### WORK INSTRUCTIONS
1. According to the news report on the Kabul Supreme Court bombing, how many people were wounded?
2. Carry on the news report about the suicide bombing outside Afghanistan's Supreme Court from the point where it stops.

A Taliban suicide bomber struck outside Afghanistan's Supreme Court on Tuesday, killing 17 people in the deadliest attack in Kabul in over a year and a half.

It was also the second consecutive day of attacks in the Afghan capital, undermining the ability of Afghan forces to keep security without help from NATO troops.

The attacker rammed his SUV into buses carrying court employees at the end of the day' work. All of the dead were civilians, including women and children, police said, and at least 39 people were wounded.

The Taliban said they delivered a blow to "cruel judges" who obey Western powers, and warned of more bombings to come.

President Hamid Karzai condemned the attack, saying it was another "terrorist act that once again shows the Taliban are serving the enemies of Islam."

Tuesday's attack was the deadliest in Kabul since Dec. 6, 2011, when a suicide bomber on foot hit worshippers at a Shiite shrine, killing at least 80 people.

Dataset entries
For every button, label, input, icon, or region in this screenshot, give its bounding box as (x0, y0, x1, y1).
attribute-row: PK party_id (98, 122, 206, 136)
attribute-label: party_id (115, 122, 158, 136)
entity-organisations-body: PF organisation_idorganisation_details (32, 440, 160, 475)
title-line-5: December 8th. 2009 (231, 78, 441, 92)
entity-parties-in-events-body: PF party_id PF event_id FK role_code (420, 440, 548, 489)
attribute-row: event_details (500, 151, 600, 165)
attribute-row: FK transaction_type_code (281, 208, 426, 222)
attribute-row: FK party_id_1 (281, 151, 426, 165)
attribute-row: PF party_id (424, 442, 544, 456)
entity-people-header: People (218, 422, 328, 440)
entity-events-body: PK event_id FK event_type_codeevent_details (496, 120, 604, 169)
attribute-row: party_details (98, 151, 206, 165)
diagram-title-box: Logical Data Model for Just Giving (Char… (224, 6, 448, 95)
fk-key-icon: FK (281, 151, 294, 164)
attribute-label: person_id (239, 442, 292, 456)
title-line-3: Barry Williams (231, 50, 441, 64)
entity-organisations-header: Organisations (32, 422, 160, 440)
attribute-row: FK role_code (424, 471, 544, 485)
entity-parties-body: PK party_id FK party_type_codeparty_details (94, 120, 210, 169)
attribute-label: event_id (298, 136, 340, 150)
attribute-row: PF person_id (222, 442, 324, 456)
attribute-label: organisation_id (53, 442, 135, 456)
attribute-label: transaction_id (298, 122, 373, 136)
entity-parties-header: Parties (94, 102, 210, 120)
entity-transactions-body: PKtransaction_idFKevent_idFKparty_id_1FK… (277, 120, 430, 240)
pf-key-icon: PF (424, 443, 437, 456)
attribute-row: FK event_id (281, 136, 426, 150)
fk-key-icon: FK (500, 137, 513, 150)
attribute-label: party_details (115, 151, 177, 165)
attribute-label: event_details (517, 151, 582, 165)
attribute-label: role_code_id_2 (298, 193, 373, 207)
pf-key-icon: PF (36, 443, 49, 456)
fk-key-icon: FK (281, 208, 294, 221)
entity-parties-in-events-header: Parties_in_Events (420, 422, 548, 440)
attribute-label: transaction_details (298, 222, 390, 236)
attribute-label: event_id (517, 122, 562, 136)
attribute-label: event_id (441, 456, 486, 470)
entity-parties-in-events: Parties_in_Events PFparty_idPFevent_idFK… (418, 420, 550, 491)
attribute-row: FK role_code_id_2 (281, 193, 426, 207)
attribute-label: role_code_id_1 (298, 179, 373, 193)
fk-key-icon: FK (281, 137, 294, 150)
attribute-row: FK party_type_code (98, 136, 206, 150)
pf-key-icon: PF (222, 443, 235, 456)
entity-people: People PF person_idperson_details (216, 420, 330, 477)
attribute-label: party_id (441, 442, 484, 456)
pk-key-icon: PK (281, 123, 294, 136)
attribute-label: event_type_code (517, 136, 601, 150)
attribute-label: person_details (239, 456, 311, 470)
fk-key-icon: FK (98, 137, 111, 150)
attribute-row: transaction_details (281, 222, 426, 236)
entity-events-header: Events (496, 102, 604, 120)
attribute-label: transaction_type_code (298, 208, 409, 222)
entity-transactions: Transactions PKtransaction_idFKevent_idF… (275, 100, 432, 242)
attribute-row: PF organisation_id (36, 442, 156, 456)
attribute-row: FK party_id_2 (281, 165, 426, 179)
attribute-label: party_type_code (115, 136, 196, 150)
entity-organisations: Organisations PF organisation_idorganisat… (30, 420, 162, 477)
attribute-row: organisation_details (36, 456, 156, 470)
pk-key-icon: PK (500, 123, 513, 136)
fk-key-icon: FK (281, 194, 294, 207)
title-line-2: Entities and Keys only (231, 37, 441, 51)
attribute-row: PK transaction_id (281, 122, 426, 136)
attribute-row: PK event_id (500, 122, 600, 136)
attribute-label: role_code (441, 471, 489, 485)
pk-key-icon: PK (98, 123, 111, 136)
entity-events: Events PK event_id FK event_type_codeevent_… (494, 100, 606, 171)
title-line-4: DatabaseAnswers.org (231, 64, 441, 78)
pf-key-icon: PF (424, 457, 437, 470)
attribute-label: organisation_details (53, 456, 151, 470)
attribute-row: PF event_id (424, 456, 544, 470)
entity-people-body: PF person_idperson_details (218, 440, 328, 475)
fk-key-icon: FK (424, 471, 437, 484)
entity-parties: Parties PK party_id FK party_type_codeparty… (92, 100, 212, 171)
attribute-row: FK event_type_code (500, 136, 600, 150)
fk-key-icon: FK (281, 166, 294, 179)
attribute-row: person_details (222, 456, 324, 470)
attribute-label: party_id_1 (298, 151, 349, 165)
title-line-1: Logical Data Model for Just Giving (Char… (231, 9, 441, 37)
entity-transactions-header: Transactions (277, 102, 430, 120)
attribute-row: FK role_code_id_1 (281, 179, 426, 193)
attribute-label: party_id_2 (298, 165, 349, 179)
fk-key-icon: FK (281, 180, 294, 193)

### RESPONSES PER TASK
1. At least 39 people.

2.
It came just a day after heavily armed fighters launched a failed assault on NATO's operational headquarters at the military section of Kabul's international airport. All seven attackers were killed by Afghan forces and only two civilians were wounded in Monday's attack.

Hitting such high-profile targets as the Supreme Court or the international airport stirs up fear and threatens to shake confidence in Karzai's government. The courthouse is on a busy main road in central Kabul, near the U.S. Embassy. The NATO headquarters is also nearby.

Tuesday's blast went off as court employees were leaving the building from the back entrance, mostly in buses or private cars, said police officer Jahn Agha. Police spokesman Hashmat Stanikzai said the bomber specifically targeted the buses with court workers.

Taliban spokesman Zabiullah Mujahid claimed responsibility for the attack.

"The Islamic Emirate of Afghanistan was obligated to act against this puppet regime because the people have suffered under the courts," said Mujahid, referring to the Taliban by the name they were known when they ruled Afghanistan. He warned of more such attacks if courts did not stop jailing insurgents.

As international forces started a withdrawal that will see most foreign troops gone by the end of 2014, the Taliban and other groups have unleashed a wave of bombings and assassinations around the country, testing the ability of Afghan security forces to respond with reduced help from NATO troops.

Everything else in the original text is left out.